§ Problem description:
Each record below is to be reproduced without any change.

Some records:

....

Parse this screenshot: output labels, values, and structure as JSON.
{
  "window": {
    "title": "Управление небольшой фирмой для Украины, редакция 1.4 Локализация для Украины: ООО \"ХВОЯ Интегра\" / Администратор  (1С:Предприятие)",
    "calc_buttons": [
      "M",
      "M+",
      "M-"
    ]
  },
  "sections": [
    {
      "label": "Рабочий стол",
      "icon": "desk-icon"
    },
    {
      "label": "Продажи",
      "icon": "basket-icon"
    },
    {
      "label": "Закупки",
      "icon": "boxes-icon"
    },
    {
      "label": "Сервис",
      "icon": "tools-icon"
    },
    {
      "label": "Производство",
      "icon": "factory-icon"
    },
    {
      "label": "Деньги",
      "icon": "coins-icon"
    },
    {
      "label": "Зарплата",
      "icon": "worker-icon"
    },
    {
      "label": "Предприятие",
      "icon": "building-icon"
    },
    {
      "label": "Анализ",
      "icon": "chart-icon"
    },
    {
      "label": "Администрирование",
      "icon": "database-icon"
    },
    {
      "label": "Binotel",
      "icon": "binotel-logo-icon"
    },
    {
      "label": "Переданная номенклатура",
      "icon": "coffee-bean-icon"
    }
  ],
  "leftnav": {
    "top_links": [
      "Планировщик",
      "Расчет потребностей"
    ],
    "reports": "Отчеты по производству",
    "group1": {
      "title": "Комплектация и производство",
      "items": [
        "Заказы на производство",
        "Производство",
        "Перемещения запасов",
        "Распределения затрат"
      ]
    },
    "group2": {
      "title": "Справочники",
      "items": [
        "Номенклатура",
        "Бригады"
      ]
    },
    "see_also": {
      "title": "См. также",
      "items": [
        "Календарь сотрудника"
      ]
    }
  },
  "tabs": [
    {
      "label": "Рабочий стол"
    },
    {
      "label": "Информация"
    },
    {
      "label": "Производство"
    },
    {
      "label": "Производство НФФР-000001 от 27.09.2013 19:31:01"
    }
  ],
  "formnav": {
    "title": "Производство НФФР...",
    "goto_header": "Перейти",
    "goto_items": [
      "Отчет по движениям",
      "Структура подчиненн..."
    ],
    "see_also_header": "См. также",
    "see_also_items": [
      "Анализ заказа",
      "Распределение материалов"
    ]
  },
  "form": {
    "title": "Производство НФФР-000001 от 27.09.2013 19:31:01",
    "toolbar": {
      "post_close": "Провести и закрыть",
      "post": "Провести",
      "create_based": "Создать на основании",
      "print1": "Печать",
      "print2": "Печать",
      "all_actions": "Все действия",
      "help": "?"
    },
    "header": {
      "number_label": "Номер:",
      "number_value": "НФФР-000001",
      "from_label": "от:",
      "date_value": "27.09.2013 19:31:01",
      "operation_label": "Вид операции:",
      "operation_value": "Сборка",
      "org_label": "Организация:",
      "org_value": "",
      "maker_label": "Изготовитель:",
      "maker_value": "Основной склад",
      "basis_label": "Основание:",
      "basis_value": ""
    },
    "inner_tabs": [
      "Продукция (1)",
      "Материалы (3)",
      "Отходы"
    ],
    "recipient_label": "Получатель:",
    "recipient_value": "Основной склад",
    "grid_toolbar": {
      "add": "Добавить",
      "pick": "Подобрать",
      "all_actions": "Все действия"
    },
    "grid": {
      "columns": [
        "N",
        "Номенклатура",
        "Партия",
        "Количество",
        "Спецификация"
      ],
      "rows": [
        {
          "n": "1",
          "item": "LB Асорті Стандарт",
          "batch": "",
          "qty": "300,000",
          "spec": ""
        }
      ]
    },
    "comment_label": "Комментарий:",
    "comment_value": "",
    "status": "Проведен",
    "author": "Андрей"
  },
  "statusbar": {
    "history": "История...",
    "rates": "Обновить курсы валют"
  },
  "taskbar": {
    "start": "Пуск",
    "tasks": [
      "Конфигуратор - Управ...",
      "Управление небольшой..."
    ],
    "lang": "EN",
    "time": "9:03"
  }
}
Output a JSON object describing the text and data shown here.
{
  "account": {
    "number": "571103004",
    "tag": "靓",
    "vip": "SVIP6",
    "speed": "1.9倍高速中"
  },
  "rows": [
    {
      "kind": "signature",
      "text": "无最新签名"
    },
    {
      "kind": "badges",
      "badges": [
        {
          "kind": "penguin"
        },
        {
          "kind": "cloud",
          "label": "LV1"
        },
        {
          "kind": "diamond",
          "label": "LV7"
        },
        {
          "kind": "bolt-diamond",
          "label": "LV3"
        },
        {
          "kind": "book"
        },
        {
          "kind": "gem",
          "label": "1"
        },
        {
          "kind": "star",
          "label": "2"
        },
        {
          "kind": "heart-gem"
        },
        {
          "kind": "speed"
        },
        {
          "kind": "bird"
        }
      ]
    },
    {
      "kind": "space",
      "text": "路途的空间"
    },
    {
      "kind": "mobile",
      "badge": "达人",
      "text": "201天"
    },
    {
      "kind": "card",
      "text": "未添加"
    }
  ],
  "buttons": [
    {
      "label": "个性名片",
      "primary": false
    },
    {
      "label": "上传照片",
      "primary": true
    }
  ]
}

....

§ The response:
Parse this screenshot: output labels, values, and structure as JSON.
{
  "window": {
    "title": "Управление небольшой фирмой для Украины, редакция 1.4 Локализация для Украины: ООО \"ХВОЯ Интегра\" / Администратор  (1С:Предприятие)",
    "calc_buttons": [
      "M",
      "M+",
      "M-"
    ]
  },
  "sections": [
    {
      "label": "Рабочий стол",
      "icon": "desk-icon"
    },
    {
      "label": "Продажи",
      "icon": "basket-icon"
    },
    {
      "label": "Закупки",
      "icon": "boxes-icon"
    },
    {
      "label": "Сервис",
      "icon": "tools-icon"
    },
    {
      "label": "Производство",
      "icon": "factory-icon"
    },
    {
      "label": "Деньги",
      "icon": "coins-icon"
    },
    {
      "label": "Зарплата",
      "icon": "worker-icon"
    },
    {
      "label": "Предприятие",
      "icon": "building-icon"
    },
    {
      "label": "Анализ",
      "icon": "chart-icon"
    },
    {
      "label": "Администрирование",
      "icon": "database-icon"
    },
    {
      "label": "Binotel",
      "icon": "binotel-logo-icon"
    },
    {
      "label": "Переданная номенклатура",
      "icon": "coffee-bean-icon"
    }
  ],
  "leftnav": {
    "top_links": [
      "Планировщик",
      "Расчет потребностей"
    ],
    "reports": "Отчеты по производству",
    "group1": {
      "title": "Комплектация и производство",
      "items": [
        "Заказы на производство",
        "Производство",
        "Перемещения запасов",
        "Распределения затрат"
      ]
    },
    "group2": {
      "title": "Справочники",
      "items": [
        "Номенклатура",
        "Бригады"
      ]
    },
    "see_also": {
      "title": "См. также",
      "items": [
        "Календарь сотрудника"
      ]
    }
  },
  "tabs": [
    {
      "label": "Рабочий стол"
    },
    {
      "label": "Информация"
    },
    {
      "label": "Производство"
    },
    {
      "label": "Производство НФФР-000001 от 27.09.2013 19:31:01"
    }
  ],
  "formnav": {
    "title": "Производство НФФР...",
    "goto_header": "Перейти",
    "goto_items": [
      "Отчет по движениям",
      "Структура подчиненн..."
    ],
    "see_also_header": "См. также",
    "see_also_items": [
      "Анализ заказа",
      "Распределение материалов"
    ]
  },
  "form": {
    "title": "Производство НФФР-000001 от 27.09.2013 19:31:01",
    "toolbar": {
      "post_close": "Провести и закрыть",
      "post": "Провести",
      "create_based": "Создать на основании",
      "print1": "Печать",
      "print2": "Печать",
      "all_actions": "Все действия",
      "help": "?"
    },
    "header": {
      "number_label": "Номер:",
      "number_value": "НФФР-000001",
      "from_label": "от:",
      "date_value": "27.09.2013 19:31:01",
      "operation_label": "Вид операции:",
      "operation_value": "Сборка",
      "org_label": "Организация:",
      "org_value": "",
      "maker_label": "Изготовитель:",
      "maker_value": "Основной склад",
      "basis_label": "Основание:",
      "basis_value": ""
    },
    "inner_tabs": [
      "Продукция (1)",
      "Материалы (3)",
      "Отходы"
    ],
    "recipient_label": "Получатель:",
    "recipient_value": "Основной склад",
    "grid_toolbar": {
      "add": "Добавить",
      "pick": "Подобрать",
      "all_actions": "Все действия"
    },
    "grid": {
      "columns": [
        "N",
        "Номенклатура",
        "Партия",
        "Количество",
        "Спецификация"
      ],
      "rows": [
        {
          "n": "1",
          "item": "LB Асорті Стандарт",
          "batch": "",
          "qty": "300,000",
          "spec": ""
        }
      ]
    },
    "comment_label": "Комментарий:",
    "comment_value": "",
    "status": "Проведен",
    "author": "Андрей"
  },
  "statusbar": {
    "history": "История...",
    "rates": "Обновить курсы валют"
  },
  "taskbar": {
    "start": "Пуск",
    "tasks": [
      "Конфигуратор - Управ...",
      "Управление небольшой..."
    ],
    "lang": "EN",
    "time": "9:03"
  }
}
Output a JSON object describing the text and data shown here.
{
  "account": {
    "number": "571103004",
    "tag": "靓",
    "vip": "SVIP6",
    "speed": "1.9倍高速中"
  },
  "rows": [
    {
      "kind": "signature",
      "text": "无最新签名"
    },
    {
      "kind": "badges",
      "badges": [
        {
          "kind": "penguin"
        },
        {
          "kind": "cloud",
          "label": "LV1"
        },
        {
          "kind": "diamond",
          "label": "LV7"
        },
        {
          "kind": "bolt-diamond",
          "label": "LV3"
        },
        {
          "kind": "book"
        },
        {
          "kind": "gem",
          "label": "1"
        },
        {
          "kind": "star",
          "label": "2"
        },
        {
          "kind": "heart-gem"
        },
        {
          "kind": "speed"
        },
        {
          "kind": "bird"
        }
      ]
    },
    {
      "kind": "space",
      "text": "路途的空间"
    },
    {
      "kind": "mobile",
      "badge": "达人",
      "text": "201天"
    },
    {
      "kind": "card",
      "text": "未添加"
    }
  ],
  "buttons": [
    {
      "label": "个性名片",
      "primary": false
    },
    {
      "label": "上传照片",
      "primary": true
    }
  ]
}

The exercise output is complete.